● **WORK TO COMPLETE**:
Which lines hold the word "diameter"? Copy each of them.

● **INFORMATION SUPPLIED**:
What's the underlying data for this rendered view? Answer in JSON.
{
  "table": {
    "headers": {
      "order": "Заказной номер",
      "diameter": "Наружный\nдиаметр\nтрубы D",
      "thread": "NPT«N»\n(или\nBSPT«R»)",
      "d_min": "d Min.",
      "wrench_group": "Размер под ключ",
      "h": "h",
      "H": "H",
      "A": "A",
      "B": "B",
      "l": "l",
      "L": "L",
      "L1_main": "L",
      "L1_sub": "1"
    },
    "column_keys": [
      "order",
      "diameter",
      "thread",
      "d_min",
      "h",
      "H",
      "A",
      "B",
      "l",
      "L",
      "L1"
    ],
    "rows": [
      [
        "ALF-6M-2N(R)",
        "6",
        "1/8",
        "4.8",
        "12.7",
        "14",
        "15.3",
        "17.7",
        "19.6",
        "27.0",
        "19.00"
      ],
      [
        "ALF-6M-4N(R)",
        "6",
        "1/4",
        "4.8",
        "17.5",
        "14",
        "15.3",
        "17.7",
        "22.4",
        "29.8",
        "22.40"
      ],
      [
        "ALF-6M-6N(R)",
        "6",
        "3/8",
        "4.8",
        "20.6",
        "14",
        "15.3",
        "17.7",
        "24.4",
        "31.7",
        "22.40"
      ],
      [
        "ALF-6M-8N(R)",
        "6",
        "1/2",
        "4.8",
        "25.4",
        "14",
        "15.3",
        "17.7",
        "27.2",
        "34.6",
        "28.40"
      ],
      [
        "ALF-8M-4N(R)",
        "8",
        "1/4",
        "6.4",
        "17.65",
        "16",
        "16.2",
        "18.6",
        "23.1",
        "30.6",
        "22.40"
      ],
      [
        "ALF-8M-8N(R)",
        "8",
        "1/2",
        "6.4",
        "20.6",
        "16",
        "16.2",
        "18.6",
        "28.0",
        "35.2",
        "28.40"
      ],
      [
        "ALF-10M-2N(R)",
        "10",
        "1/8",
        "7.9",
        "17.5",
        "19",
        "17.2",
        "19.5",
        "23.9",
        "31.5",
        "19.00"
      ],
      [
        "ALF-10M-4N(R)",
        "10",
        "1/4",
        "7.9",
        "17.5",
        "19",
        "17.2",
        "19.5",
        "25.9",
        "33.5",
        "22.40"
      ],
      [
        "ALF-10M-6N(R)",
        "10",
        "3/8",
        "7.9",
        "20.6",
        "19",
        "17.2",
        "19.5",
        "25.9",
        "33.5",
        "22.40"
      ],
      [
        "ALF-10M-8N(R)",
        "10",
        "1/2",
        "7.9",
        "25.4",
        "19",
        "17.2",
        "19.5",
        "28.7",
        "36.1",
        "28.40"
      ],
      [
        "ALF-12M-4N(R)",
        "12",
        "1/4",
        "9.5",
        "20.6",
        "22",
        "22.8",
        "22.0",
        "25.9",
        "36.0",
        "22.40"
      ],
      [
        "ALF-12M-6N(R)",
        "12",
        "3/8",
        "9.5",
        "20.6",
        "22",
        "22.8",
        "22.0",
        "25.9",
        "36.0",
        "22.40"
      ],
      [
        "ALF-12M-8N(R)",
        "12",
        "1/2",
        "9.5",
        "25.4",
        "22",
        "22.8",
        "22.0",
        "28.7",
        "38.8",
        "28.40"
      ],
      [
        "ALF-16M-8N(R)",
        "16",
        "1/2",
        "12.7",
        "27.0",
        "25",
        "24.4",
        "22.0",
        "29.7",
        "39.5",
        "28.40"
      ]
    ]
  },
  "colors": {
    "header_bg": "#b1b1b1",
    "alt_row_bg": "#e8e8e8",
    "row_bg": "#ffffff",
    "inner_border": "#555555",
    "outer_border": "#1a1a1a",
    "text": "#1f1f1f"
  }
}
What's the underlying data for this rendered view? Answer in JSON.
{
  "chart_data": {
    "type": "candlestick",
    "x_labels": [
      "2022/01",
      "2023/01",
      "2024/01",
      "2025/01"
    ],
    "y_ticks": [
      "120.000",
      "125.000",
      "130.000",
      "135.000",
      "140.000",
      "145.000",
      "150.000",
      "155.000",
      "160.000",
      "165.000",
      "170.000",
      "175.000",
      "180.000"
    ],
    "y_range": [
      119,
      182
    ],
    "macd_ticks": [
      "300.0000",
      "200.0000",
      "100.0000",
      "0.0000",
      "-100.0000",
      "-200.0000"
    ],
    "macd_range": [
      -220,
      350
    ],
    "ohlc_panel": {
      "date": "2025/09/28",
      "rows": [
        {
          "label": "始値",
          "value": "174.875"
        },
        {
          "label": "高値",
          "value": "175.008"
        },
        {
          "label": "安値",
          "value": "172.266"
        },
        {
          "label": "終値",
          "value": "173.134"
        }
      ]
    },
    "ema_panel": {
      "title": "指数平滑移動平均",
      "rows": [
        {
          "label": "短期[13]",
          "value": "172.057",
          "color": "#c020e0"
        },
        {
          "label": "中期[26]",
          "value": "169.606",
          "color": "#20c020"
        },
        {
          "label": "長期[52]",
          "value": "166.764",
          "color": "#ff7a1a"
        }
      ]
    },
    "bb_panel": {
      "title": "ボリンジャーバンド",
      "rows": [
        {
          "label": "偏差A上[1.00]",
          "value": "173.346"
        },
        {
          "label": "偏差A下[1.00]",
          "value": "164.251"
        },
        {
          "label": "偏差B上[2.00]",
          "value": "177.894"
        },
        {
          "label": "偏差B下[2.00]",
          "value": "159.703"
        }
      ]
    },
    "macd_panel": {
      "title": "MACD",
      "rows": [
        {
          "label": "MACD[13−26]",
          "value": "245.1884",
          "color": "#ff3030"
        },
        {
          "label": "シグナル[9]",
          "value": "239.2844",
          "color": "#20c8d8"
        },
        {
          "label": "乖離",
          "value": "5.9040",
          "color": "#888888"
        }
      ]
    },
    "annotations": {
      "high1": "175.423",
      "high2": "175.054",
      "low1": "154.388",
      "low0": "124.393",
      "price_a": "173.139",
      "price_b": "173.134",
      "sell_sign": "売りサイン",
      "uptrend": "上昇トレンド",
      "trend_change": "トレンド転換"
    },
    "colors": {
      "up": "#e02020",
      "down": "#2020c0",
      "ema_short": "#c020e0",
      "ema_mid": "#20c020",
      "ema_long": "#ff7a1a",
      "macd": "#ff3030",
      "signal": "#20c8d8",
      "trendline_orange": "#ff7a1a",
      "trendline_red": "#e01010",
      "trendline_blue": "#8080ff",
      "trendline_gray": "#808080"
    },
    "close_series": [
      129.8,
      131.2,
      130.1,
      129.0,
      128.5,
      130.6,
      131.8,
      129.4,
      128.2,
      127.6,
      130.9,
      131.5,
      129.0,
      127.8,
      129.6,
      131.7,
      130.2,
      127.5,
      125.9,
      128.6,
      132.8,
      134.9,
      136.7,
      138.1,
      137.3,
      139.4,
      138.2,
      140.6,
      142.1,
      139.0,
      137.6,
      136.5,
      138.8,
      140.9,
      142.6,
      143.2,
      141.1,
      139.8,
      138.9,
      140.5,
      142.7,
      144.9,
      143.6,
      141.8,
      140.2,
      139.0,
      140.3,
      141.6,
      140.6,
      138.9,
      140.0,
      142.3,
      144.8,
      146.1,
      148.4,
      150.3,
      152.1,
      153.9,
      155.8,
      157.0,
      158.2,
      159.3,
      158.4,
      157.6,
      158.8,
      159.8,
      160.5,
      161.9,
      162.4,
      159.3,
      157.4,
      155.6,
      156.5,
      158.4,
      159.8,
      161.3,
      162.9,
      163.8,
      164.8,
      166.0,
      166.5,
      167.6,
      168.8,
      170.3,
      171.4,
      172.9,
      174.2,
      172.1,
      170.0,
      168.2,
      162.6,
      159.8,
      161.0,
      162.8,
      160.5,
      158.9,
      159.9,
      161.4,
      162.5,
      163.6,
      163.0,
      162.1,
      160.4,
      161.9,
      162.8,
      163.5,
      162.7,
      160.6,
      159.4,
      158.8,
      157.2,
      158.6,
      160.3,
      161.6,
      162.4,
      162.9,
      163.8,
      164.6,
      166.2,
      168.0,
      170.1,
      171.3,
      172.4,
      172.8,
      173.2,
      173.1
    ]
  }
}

● **RESPONSE TO THE EXERCISE**:
      "diameter": "Наружный\nдиаметр\nтрубы D",
      "diameter",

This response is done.